THE REQUEST.
Search the records that follow and extract every line containing the string "height".
┌──
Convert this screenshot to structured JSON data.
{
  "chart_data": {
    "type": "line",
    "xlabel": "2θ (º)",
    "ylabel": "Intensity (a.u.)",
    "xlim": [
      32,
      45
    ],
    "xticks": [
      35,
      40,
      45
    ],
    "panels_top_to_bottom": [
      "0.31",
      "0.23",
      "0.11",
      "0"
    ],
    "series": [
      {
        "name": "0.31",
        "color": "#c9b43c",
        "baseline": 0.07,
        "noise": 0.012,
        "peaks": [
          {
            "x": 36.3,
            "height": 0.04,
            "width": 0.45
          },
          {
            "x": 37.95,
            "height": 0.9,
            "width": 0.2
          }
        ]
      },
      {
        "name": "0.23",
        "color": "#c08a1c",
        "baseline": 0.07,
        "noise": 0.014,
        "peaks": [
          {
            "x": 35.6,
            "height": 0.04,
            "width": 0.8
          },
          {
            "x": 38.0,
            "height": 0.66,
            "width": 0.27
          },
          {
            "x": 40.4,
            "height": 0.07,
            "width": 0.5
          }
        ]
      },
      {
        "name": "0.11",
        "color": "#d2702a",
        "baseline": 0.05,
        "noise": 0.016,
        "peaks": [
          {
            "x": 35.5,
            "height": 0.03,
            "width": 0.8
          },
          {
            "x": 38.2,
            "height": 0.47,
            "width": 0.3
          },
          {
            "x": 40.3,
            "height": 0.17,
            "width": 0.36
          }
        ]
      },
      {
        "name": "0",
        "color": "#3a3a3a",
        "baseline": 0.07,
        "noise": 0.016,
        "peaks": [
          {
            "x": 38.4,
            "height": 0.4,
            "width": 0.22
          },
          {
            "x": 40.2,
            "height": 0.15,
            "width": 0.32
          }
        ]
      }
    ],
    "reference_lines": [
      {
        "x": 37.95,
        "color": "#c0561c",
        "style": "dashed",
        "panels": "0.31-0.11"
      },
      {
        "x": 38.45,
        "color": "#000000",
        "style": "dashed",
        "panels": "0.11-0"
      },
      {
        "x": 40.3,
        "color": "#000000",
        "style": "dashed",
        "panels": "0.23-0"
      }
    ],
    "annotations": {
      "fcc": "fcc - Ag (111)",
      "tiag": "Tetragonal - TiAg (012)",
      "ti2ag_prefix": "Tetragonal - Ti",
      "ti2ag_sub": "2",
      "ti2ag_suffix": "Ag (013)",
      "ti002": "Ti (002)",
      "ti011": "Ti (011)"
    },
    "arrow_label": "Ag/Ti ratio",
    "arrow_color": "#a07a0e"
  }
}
└──
FINAL RESULT.
            "height": 0.04,
            "height": 0.9,
            "height": 0.04,
            "height": 0.66,
            "height": 0.07,
            "height": 0.03,
            "height": 0.47,
            "height": 0.17,
            "height": 0.4,
            "height": 0.15,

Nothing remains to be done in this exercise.